→ TASK PROMPT: Print the listing in its entirety and exactly, leaving out images.

Dataset entries:
↓↓↓

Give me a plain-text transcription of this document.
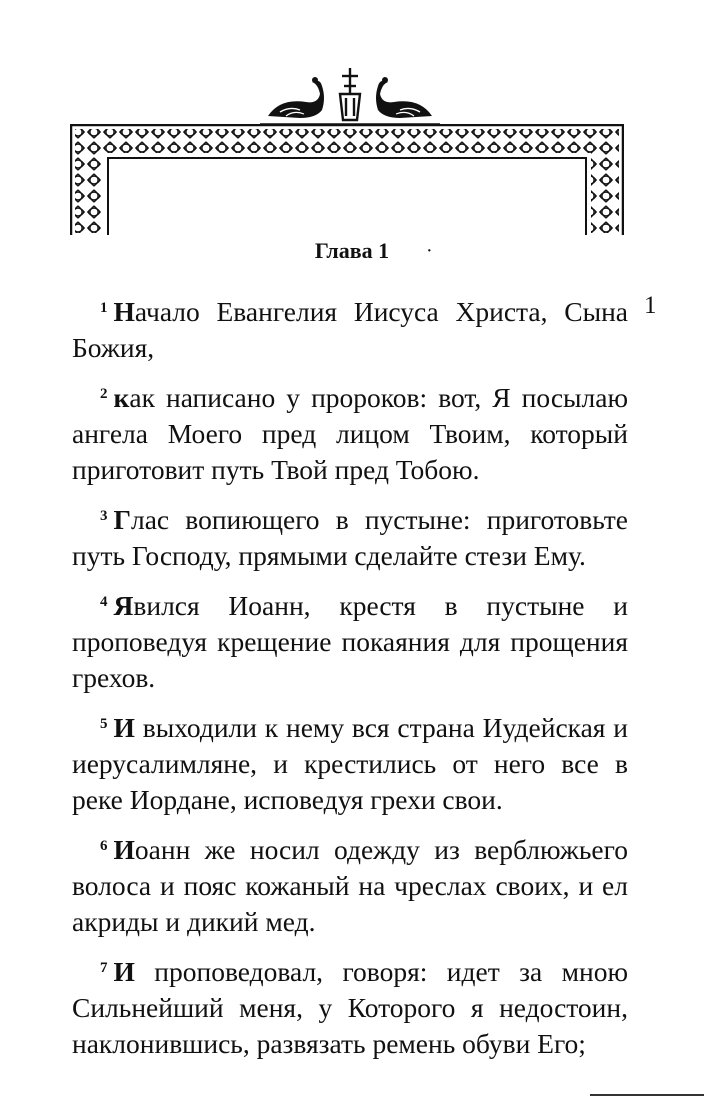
Глава 1 ·
1

$^1$ Начало Евангелия Иисуса Христа, Сына Божия,

$^2$ как написано у пророков: вот, Я посылаю ангела Моего пред лицом Твоим, который приготовит путь Твой пред Тобою.

$^3$ Глас вопиющего в пустыне: приготовьте путь Господу, прямыми сделайте стези Ему.

$^4$ Явился Иоанн, крестя в пустыне и проповедуя крещение покаяния для прощения грехов.

$^5$ И выходили к нему вся страна Иудейская и иерусалимляне, и крестились от него все в реке Иордане, исповедуя грехи свои.

$^6$ Иоанн же носил одежду из верблюжьего волоса и пояс кожаный на чреслах своих, и ел акриды и дикий мед.

$^7$ И проповедовал, говоря: идет за мною Сильнейший меня, у Которого я недостоин, наклонившись, развязать ремень обуви Его;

↑↑↑

→ EXERCISE OUTPUT:
Give me a plain-text transcription of this document.
Глава 1 ·
1

$^1$ Начало Евангелия Иисуса Христа, Сына Божия,

$^2$ как написано у пророков: вот, Я посылаю ангела Моего пред лицом Твоим, который приготовит путь Твой пред Тобою.

$^3$ Глас вопиющего в пустыне: приготовьте путь Господу, прямыми сделайте стези Ему.

$^4$ Явился Иоанн, крестя в пустыне и проповедуя крещение покаяния для прощения грехов.

$^5$ И выходили к нему вся страна Иудейская и иерусалимляне, и крестились от него все в реке Иордане, исповедуя грехи свои.

$^6$ Иоанн же носил одежду из верблюжьего волоса и пояс кожаный на чреслах своих, и ел акриды и дикий мед.

$^7$ И проповедовал, говоря: идет за мною Сильнейший меня, у Которого я недостоин, наклонившись, развязать ремень обуви Его;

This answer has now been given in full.